## EXERCISE TASK
Output each entry verbatim and exclude every picture from it.

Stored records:
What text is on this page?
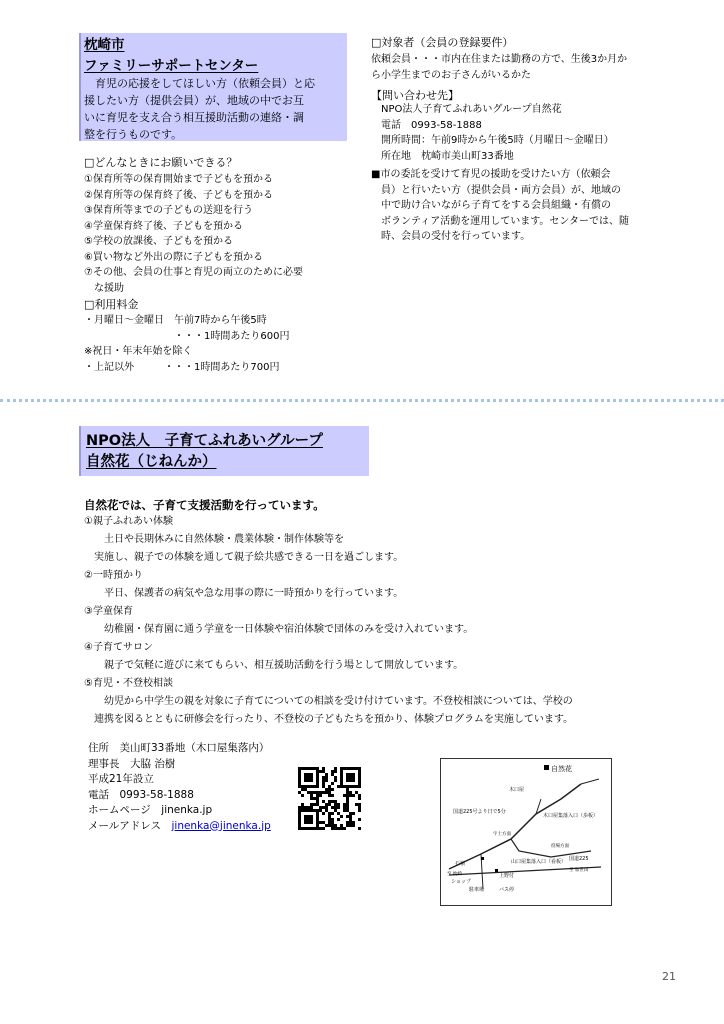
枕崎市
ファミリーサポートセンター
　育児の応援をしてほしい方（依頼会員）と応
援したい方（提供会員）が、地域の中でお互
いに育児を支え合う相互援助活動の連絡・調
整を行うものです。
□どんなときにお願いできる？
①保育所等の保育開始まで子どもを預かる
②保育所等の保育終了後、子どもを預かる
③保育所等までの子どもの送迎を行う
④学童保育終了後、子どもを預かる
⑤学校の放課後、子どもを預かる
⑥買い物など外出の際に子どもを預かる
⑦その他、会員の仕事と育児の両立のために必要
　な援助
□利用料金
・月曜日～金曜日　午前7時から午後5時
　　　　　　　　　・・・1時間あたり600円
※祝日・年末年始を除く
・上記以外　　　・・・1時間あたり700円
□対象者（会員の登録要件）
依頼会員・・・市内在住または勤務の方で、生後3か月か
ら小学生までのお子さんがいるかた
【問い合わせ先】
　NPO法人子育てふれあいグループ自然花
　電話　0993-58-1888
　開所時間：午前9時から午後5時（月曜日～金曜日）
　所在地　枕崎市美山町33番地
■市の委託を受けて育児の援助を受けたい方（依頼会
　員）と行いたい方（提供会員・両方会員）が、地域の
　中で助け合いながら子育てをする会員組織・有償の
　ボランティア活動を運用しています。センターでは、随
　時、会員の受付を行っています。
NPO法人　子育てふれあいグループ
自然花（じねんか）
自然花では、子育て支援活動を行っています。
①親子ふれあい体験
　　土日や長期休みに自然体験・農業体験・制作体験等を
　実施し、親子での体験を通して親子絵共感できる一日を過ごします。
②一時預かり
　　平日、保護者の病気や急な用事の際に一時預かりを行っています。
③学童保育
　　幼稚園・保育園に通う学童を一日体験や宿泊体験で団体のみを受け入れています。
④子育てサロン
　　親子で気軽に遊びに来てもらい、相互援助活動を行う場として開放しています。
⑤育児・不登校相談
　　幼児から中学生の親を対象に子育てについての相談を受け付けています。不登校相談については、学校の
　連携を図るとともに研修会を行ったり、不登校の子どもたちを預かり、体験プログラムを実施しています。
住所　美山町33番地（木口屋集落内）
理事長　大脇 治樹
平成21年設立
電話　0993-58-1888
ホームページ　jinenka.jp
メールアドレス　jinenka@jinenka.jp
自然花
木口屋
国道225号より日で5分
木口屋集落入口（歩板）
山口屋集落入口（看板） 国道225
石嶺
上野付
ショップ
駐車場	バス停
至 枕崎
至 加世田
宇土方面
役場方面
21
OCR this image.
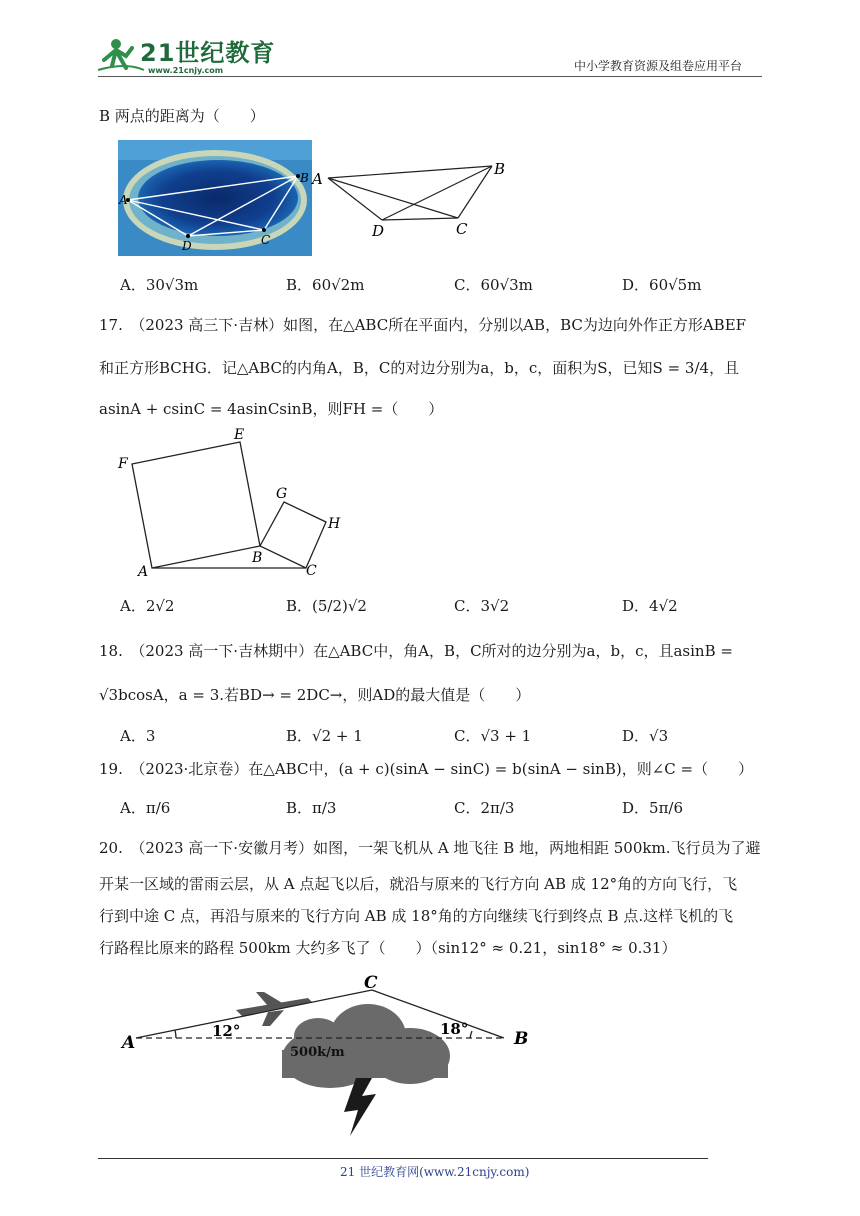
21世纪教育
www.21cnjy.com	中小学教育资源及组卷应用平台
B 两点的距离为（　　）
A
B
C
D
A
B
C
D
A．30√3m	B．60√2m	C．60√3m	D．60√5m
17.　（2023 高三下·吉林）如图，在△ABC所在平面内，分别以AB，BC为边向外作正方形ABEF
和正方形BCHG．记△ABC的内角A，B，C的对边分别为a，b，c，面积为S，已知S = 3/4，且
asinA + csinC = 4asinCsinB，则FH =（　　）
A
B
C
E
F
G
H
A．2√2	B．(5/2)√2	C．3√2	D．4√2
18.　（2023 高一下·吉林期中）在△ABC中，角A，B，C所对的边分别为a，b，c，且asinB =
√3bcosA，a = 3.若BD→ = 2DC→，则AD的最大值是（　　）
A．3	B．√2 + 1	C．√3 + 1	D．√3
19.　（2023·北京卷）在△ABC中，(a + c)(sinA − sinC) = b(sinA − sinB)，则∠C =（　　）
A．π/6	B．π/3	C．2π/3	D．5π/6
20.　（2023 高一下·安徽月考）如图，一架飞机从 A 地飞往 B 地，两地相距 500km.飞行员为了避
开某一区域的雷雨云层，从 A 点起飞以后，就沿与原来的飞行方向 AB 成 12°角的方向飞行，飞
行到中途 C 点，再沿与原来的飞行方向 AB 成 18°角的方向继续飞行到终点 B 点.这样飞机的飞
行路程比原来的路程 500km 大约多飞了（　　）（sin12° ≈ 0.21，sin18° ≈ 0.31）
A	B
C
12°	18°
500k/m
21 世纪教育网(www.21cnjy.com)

## ANSWER TO THIS EXERCISE
What text is on this page?
枕崎市
ファミリーサポートセンター
　育児の応援をしてほしい方（依頼会員）と応
援したい方（提供会員）が、地域の中でお互
いに育児を支え合う相互援助活動の連絡・調
整を行うものです。
□どんなときにお願いできる？
①保育所等の保育開始まで子どもを預かる
②保育所等の保育終了後、子どもを預かる
③保育所等までの子どもの送迎を行う
④学童保育終了後、子どもを預かる
⑤学校の放課後、子どもを預かる
⑥買い物など外出の際に子どもを預かる
⑦その他、会員の仕事と育児の両立のために必要
　な援助
□利用料金
・月曜日～金曜日　午前7時から午後5時
　　　　　　　　　・・・1時間あたり600円
※祝日・年末年始を除く
・上記以外　　　・・・1時間あたり700円
□対象者（会員の登録要件）
依頼会員・・・市内在住または勤務の方で、生後3か月か
ら小学生までのお子さんがいるかた
【問い合わせ先】
　NPO法人子育てふれあいグループ自然花
　電話　0993-58-1888
　開所時間：午前9時から午後5時（月曜日～金曜日）
　所在地　枕崎市美山町33番地
■市の委託を受けて育児の援助を受けたい方（依頼会
　員）と行いたい方（提供会員・両方会員）が、地域の
　中で助け合いながら子育てをする会員組織・有償の
　ボランティア活動を運用しています。センターでは、随
　時、会員の受付を行っています。
NPO法人　子育てふれあいグループ
自然花（じねんか）
自然花では、子育て支援活動を行っています。
①親子ふれあい体験
　　土日や長期休みに自然体験・農業体験・制作体験等を
　実施し、親子での体験を通して親子絵共感できる一日を過ごします。
②一時預かり
　　平日、保護者の病気や急な用事の際に一時預かりを行っています。
③学童保育
　　幼稚園・保育園に通う学童を一日体験や宿泊体験で団体のみを受け入れています。
④子育てサロン
　　親子で気軽に遊びに来てもらい、相互援助活動を行う場として開放しています。
⑤育児・不登校相談
　　幼児から中学生の親を対象に子育てについての相談を受け付けています。不登校相談については、学校の
　連携を図るとともに研修会を行ったり、不登校の子どもたちを預かり、体験プログラムを実施しています。
住所　美山町33番地（木口屋集落内）
理事長　大脇 治樹
平成21年設立
電話　0993-58-1888
ホームページ　jinenka.jp
メールアドレス　jinenka@jinenka.jp
自然花
木口屋
国道225号より日で5分
木口屋集落入口（歩板）
山口屋集落入口（看板） 国道225
石嶺
上野付
ショップ
駐車場	バス停
至 枕崎
至 加世田
宇土方面
役場方面
21
OCR this image.
21世纪教育
www.21cnjy.com	中小学教育资源及组卷应用平台
B 两点的距离为（　　）
A
B
C
D
A
B
C
D
A．30√3m	B．60√2m	C．60√3m	D．60√5m
17.　（2023 高三下·吉林）如图，在△ABC所在平面内，分别以AB，BC为边向外作正方形ABEF
和正方形BCHG．记△ABC的内角A，B，C的对边分别为a，b，c，面积为S，已知S = 3/4，且
asinA + csinC = 4asinCsinB，则FH =（　　）
A
B
C
E
F
G
H
A．2√2	B．(5/2)√2	C．3√2	D．4√2
18.　（2023 高一下·吉林期中）在△ABC中，角A，B，C所对的边分别为a，b，c，且asinB =
√3bcosA，a = 3.若BD→ = 2DC→，则AD的最大值是（　　）
A．3	B．√2 + 1	C．√3 + 1	D．√3
19.　（2023·北京卷）在△ABC中，(a + c)(sinA − sinC) = b(sinA − sinB)，则∠C =（　　）
A．π/6	B．π/3	C．2π/3	D．5π/6
20.　（2023 高一下·安徽月考）如图，一架飞机从 A 地飞往 B 地，两地相距 500km.飞行员为了避
开某一区域的雷雨云层，从 A 点起飞以后，就沿与原来的飞行方向 AB 成 12°角的方向飞行，飞
行到中途 C 点，再沿与原来的飞行方向 AB 成 18°角的方向继续飞行到终点 B 点.这样飞机的飞
行路程比原来的路程 500km 大约多飞了（　　）（sin12° ≈ 0.21，sin18° ≈ 0.31）
A	B
C
12°	18°
500k/m
21 世纪教育网(www.21cnjy.com)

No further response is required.